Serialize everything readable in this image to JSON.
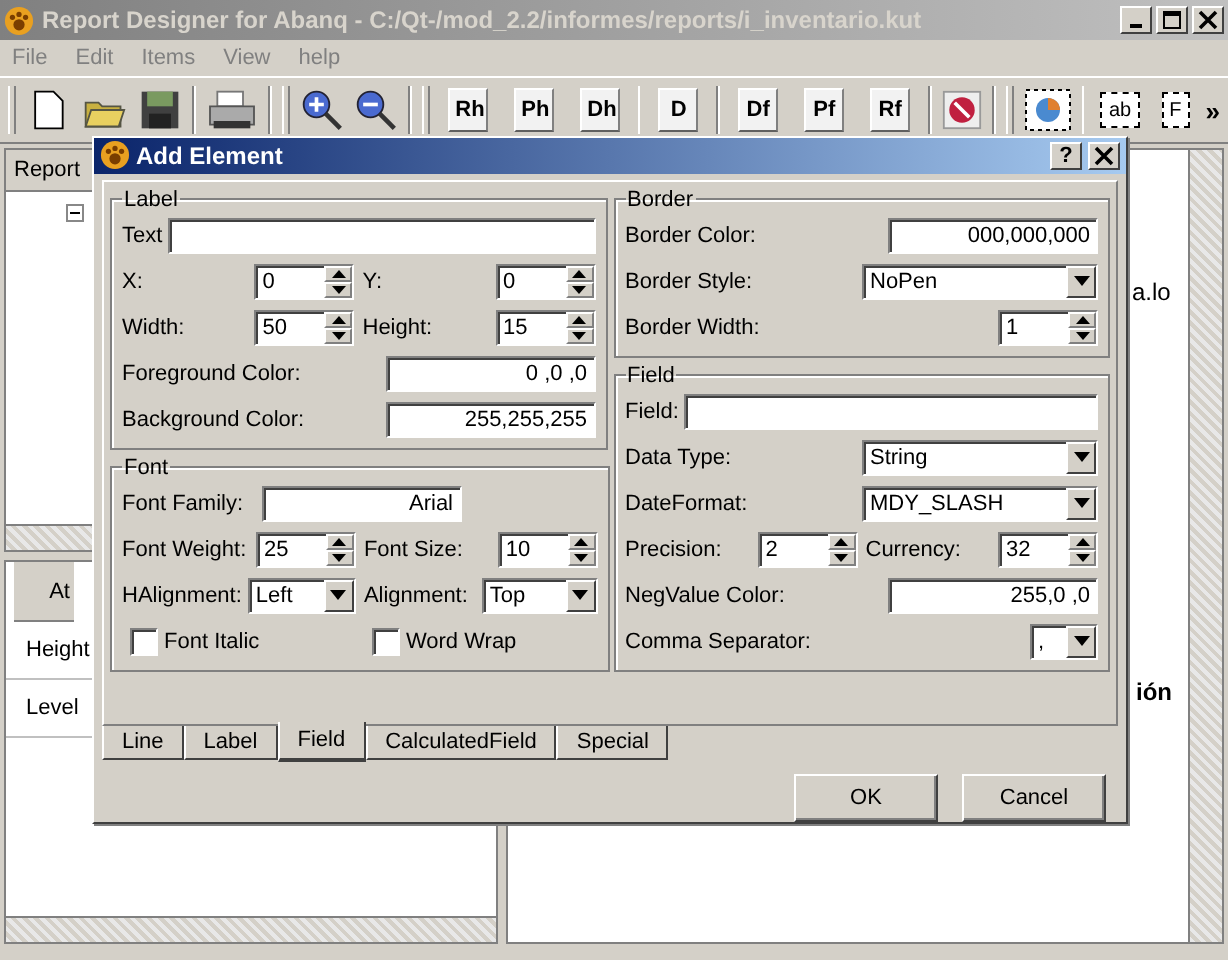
{
  "window": {
    "title": "Report Designer for Abanq - C:/Qt-/mod_2.2/informes/reports/i_inventario.kut"
  },
  "menu": [
    "File",
    "Edit",
    "Items",
    "View",
    "help"
  ],
  "section_buttons": [
    "Rh",
    "Ph",
    "Dh",
    "D",
    "Df",
    "Pf",
    "Rf"
  ],
  "field_tools": [
    "ab",
    "F"
  ],
  "toolbar_overflow": "»",
  "tree_header": "Report",
  "properties": {
    "header": "At",
    "rows": [
      "Height",
      "Level"
    ]
  },
  "canvas_texts": [
    "a.lo",
    "ión"
  ],
  "dialog": {
    "title": "Add Element",
    "help_button": "?",
    "left_groups": [
      {
        "title": "Label",
        "rows": [
          [
            {
              "label": "Text",
              "kind": "text"
            }
          ],
          [
            {
              "label": "X:",
              "kind": "spin",
              "value": "0"
            },
            {
              "label": "Y:",
              "kind": "spin",
              "value": "0"
            }
          ],
          [
            {
              "label": "Width:",
              "kind": "spin",
              "value": "50"
            },
            {
              "label": "Height:",
              "kind": "spin",
              "value": "15"
            }
          ],
          [
            {
              "label": "Foreground Color:",
              "kind": "color",
              "value": "0 ,0 ,0"
            }
          ],
          [
            {
              "label": "Background Color:",
              "kind": "color",
              "value": "255,255,255"
            }
          ]
        ]
      },
      {
        "title": "Font",
        "rows": [
          [
            {
              "label": "Font Family:",
              "kind": "family",
              "value": "Arial"
            }
          ],
          [
            {
              "label": "Font Weight:",
              "kind": "spin",
              "value": "25"
            },
            {
              "label": "Font Size:",
              "kind": "spin",
              "value": "10"
            }
          ],
          [
            {
              "label": "HAlignment:",
              "kind": "combo",
              "value": "Left"
            },
            {
              "label": "Alignment:",
              "kind": "combo",
              "value": "Top"
            }
          ],
          [
            {
              "label": "Font Italic",
              "kind": "check",
              "checked": false
            },
            {
              "label": "Word Wrap",
              "kind": "check",
              "checked": false
            }
          ]
        ]
      }
    ],
    "right_groups": [
      {
        "title": "Border",
        "rows": [
          [
            {
              "label": "Border Color:",
              "kind": "color",
              "value": "000,000,000"
            }
          ],
          [
            {
              "label": "Border Style:",
              "kind": "combo",
              "value": "NoPen"
            }
          ],
          [
            {
              "label": "Border Width:",
              "kind": "spin",
              "value": "1"
            }
          ]
        ]
      },
      {
        "title": "Field",
        "rows": [
          [
            {
              "label": "Field:",
              "kind": "text"
            }
          ],
          [
            {
              "label": "Data Type:",
              "kind": "combo",
              "value": "String"
            }
          ],
          [
            {
              "label": "DateFormat:",
              "kind": "combo",
              "value": "MDY_SLASH"
            }
          ],
          [
            {
              "label": "Precision:",
              "kind": "spin",
              "value": "2"
            },
            {
              "label": "Currency:",
              "kind": "spin",
              "value": "32"
            }
          ],
          [
            {
              "label": "NegValue Color:",
              "kind": "color",
              "value": "255,0 ,0"
            }
          ],
          [
            {
              "label": "Comma Separator:",
              "kind": "small-combo",
              "value": ","
            }
          ]
        ]
      }
    ],
    "tabs": [
      {
        "label": "Line",
        "selected": false
      },
      {
        "label": "Label",
        "selected": false
      },
      {
        "label": "Field",
        "selected": true
      },
      {
        "label": "CalculatedField",
        "selected": false
      },
      {
        "label": "Special",
        "selected": false
      }
    ],
    "buttons": [
      "OK",
      "Cancel"
    ]
  }
}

☆ ☆ ☆

▶ _Your goal_
All entries must be written out again exactly as given, with no pictures in the copy.

▶ _Final answer_
Serialize everything readable in this image to JSON.
{
  "window": {
    "title": "Report Designer for Abanq - C:/Qt-/mod_2.2/informes/reports/i_inventario.kut"
  },
  "menu": [
    "File",
    "Edit",
    "Items",
    "View",
    "help"
  ],
  "section_buttons": [
    "Rh",
    "Ph",
    "Dh",
    "D",
    "Df",
    "Pf",
    "Rf"
  ],
  "field_tools": [
    "ab",
    "F"
  ],
  "toolbar_overflow": "»",
  "tree_header": "Report",
  "properties": {
    "header": "At",
    "rows": [
      "Height",
      "Level"
    ]
  },
  "canvas_texts": [
    "a.lo",
    "ión"
  ],
  "dialog": {
    "title": "Add Element",
    "help_button": "?",
    "left_groups": [
      {
        "title": "Label",
        "rows": [
          [
            {
              "label": "Text",
              "kind": "text"
            }
          ],
          [
            {
              "label": "X:",
              "kind": "spin",
              "value": "0"
            },
            {
              "label": "Y:",
              "kind": "spin",
              "value": "0"
            }
          ],
          [
            {
              "label": "Width:",
              "kind": "spin",
              "value": "50"
            },
            {
              "label": "Height:",
              "kind": "spin",
              "value": "15"
            }
          ],
          [
            {
              "label": "Foreground Color:",
              "kind": "color",
              "value": "0 ,0 ,0"
            }
          ],
          [
            {
              "label": "Background Color:",
              "kind": "color",
              "value": "255,255,255"
            }
          ]
        ]
      },
      {
        "title": "Font",
        "rows": [
          [
            {
              "label": "Font Family:",
              "kind": "family",
              "value": "Arial"
            }
          ],
          [
            {
              "label": "Font Weight:",
              "kind": "spin",
              "value": "25"
            },
            {
              "label": "Font Size:",
              "kind": "spin",
              "value": "10"
            }
          ],
          [
            {
              "label": "HAlignment:",
              "kind": "combo",
              "value": "Left"
            },
            {
              "label": "Alignment:",
              "kind": "combo",
              "value": "Top"
            }
          ],
          [
            {
              "label": "Font Italic",
              "kind": "check",
              "checked": false
            },
            {
              "label": "Word Wrap",
              "kind": "check",
              "checked": false
            }
          ]
        ]
      }
    ],
    "right_groups": [
      {
        "title": "Border",
        "rows": [
          [
            {
              "label": "Border Color:",
              "kind": "color",
              "value": "000,000,000"
            }
          ],
          [
            {
              "label": "Border Style:",
              "kind": "combo",
              "value": "NoPen"
            }
          ],
          [
            {
              "label": "Border Width:",
              "kind": "spin",
              "value": "1"
            }
          ]
        ]
      },
      {
        "title": "Field",
        "rows": [
          [
            {
              "label": "Field:",
              "kind": "text"
            }
          ],
          [
            {
              "label": "Data Type:",
              "kind": "combo",
              "value": "String"
            }
          ],
          [
            {
              "label": "DateFormat:",
              "kind": "combo",
              "value": "MDY_SLASH"
            }
          ],
          [
            {
              "label": "Precision:",
              "kind": "spin",
              "value": "2"
            },
            {
              "label": "Currency:",
              "kind": "spin",
              "value": "32"
            }
          ],
          [
            {
              "label": "NegValue Color:",
              "kind": "color",
              "value": "255,0 ,0"
            }
          ],
          [
            {
              "label": "Comma Separator:",
              "kind": "small-combo",
              "value": ","
            }
          ]
        ]
      }
    ],
    "tabs": [
      {
        "label": "Line",
        "selected": false
      },
      {
        "label": "Label",
        "selected": false
      },
      {
        "label": "Field",
        "selected": true
      },
      {
        "label": "CalculatedField",
        "selected": false
      },
      {
        "label": "Special",
        "selected": false
      }
    ],
    "buttons": [
      "OK",
      "Cancel"
    ]
  }
}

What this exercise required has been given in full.